The new insurance company does tend to quibble over some services that they feel we should be covering on our own, but overall it’s been a good deal.

Nikki said...

Tim-
"I remember when my wife and I were turned down when we wanted to buy a house in 1994. We thought we could get in with a five percent downpayment, but we still couldn't make the 28/42 debt-to-income ratios with the slightly higher payments resulting from the five percent down.

So, we waited a year, saved some more to come up with a ten percent downpayment and bought in 1995. Things were still tight for a couple years.

You don't hear stories like that anymore. Now, buying a house is like buying a car - if you want it, they'll find a way to get you into it."

And my hardearned, long time saved downpayment is/was competing with buyers with no skin in the game who, on a whim, can get a loan and buy whatever they want. To me, it's a rigged game in favor of the risktakers, of which I am not one.

If I had been financially irresponsible enough to take out a 105% LTV loan, with no reserves, to buy a house right when I graduated college in 2001, I'd have been golden. But my fiscal prudence told me to save, as I had stories like Tim's in my head...maybe I shouldn't listen to it any more !! :) Hopefully I will be rewarded for my patience...

Anonymous said...

My biggest concern is how much will the bailout of the stupidity and greed in the lending industry cost us taxpayers for the rest of our lives - and our descendants’ lives? There are billions of dollars in bad paper floating around out there that will eventually end up in some sewer farm to be paid off by us. We are still paying off the bailout of the Lincoln Savings & Loan collapse, which was totally caused by fraud on the CEO’s part.

And, by the way, Allen “Everything is Wonderful” Greenspan was a Lincoln financial consultant who pronounced its financial status as excellent just months before the scandal broke. His next job, of course, was chairman of the Fed, probably based on his excellent resume.

Thank you, Mr. Greenspan, for rescuing us from the “Internet bubble” by creating a “housing bubble” that we will pay off for generations - unless China forgives our debt in return for ownership of the United States. Better have our children practice their Chinese.

## INSTRUCTION A
Print the records without changes, starting at their first line and ending at the line containing "notes-title: Примечания bbox=[263, 243, 427, 266]", both ends included.
The text and the records are separate, unrelated material.

Layout region records:
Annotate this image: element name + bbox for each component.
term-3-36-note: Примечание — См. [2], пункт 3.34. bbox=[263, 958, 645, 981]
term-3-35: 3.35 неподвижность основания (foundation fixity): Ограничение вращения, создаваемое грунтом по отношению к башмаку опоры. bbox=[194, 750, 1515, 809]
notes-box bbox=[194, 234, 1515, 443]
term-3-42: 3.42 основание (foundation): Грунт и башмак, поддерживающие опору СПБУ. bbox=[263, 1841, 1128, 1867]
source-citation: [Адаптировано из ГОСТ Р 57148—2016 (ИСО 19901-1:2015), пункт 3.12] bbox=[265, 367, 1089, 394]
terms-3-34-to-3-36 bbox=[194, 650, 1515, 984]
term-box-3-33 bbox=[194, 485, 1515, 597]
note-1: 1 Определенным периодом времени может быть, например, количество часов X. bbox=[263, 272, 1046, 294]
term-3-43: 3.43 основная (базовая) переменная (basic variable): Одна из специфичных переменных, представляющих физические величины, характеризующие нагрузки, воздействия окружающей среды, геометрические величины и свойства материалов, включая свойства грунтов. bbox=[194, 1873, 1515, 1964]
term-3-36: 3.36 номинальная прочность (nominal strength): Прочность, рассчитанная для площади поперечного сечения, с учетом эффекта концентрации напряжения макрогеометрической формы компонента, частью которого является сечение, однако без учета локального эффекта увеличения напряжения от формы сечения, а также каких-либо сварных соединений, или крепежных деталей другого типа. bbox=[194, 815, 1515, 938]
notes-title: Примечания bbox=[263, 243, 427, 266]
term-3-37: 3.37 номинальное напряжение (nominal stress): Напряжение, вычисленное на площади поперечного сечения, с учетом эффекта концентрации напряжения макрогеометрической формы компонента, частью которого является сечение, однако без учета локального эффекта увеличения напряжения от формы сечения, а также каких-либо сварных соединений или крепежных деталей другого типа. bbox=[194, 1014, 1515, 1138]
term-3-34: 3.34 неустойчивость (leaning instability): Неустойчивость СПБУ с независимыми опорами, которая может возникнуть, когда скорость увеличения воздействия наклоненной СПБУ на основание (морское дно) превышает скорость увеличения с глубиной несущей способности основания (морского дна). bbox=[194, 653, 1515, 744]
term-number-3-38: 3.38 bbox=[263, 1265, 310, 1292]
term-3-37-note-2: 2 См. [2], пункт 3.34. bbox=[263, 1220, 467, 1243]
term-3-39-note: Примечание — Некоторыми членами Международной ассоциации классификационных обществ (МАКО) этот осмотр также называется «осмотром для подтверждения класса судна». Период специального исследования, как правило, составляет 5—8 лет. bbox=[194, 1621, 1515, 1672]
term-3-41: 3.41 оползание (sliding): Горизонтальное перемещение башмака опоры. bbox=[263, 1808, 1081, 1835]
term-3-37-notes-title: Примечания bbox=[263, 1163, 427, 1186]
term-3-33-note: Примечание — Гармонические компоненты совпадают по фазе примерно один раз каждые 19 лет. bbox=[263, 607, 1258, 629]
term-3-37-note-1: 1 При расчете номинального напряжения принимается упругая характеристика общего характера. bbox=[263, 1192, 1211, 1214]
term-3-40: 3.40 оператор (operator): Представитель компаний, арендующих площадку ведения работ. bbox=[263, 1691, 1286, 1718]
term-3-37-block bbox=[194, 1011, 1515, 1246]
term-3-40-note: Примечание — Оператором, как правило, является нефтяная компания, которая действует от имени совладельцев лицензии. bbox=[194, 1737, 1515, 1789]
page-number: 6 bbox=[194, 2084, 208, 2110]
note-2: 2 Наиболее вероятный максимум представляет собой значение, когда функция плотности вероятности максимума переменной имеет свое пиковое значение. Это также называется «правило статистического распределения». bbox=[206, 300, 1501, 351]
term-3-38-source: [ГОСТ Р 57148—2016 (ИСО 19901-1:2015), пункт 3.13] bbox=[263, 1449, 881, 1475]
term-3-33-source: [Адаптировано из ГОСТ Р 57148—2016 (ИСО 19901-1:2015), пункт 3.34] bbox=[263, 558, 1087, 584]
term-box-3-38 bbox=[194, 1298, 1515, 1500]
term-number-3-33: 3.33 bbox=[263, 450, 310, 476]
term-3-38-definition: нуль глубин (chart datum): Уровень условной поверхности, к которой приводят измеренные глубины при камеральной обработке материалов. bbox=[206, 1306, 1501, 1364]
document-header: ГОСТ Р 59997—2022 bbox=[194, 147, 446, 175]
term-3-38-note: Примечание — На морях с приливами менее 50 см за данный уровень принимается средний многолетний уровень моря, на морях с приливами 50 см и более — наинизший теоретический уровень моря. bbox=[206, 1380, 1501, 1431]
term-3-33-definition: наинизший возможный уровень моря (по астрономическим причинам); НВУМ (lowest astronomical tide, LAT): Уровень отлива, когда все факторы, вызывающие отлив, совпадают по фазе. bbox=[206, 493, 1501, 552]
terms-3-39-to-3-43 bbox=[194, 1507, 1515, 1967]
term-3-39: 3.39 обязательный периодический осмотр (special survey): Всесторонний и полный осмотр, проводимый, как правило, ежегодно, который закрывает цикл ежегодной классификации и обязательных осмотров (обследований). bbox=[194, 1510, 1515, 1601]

## INSTRUCTION B
Rename "generations" to "decades" in the comments on home buying and lending, and give back the span starting at "Thank you, Mr." and ending at "practice their Chinese.".

## RESPONSE A
Annotate this image: element name + bbox for each component.
term-3-36-note: Примечание — См. [2], пункт 3.34. bbox=[263, 958, 645, 981]
term-3-35: 3.35 неподвижность основания (foundation fixity): Ограничение вращения, создаваемое грунтом по отношению к башмаку опоры. bbox=[194, 750, 1515, 809]
notes-box bbox=[194, 234, 1515, 443]
term-3-42: 3.42 основание (foundation): Грунт и башмак, поддерживающие опору СПБУ. bbox=[263, 1841, 1128, 1867]
source-citation: [Адаптировано из ГОСТ Р 57148—2016 (ИСО 19901-1:2015), пункт 3.12] bbox=[265, 367, 1089, 394]
terms-3-34-to-3-36 bbox=[194, 650, 1515, 984]
term-box-3-33 bbox=[194, 485, 1515, 597]
note-1: 1 Определенным периодом времени может быть, например, количество часов X. bbox=[263, 272, 1046, 294]
term-3-43: 3.43 основная (базовая) переменная (basic variable): Одна из специфичных переменных, представляющих физические величины, характеризующие нагрузки, воздействия окружающей среды, геометрические величины и свойства материалов, включая свойства грунтов. bbox=[194, 1873, 1515, 1964]
term-3-36: 3.36 номинальная прочность (nominal strength): Прочность, рассчитанная для площади поперечного сечения, с учетом эффекта концентрации напряжения макрогеометрической формы компонента, частью которого является сечение, однако без учета локального эффекта увеличения напряжения от формы сечения, а также каких-либо сварных соединений, или крепежных деталей другого типа. bbox=[194, 815, 1515, 938]
notes-title: Примечания bbox=[263, 243, 427, 266]

## RESPONSE B
Thank you, Mr. Greenspan, for rescuing us from the “Internet bubble” by creating a “housing bubble” that we will pay off for decades - unless China forgives our debt in return for ownership of the United States. Better have our children practice their Chinese.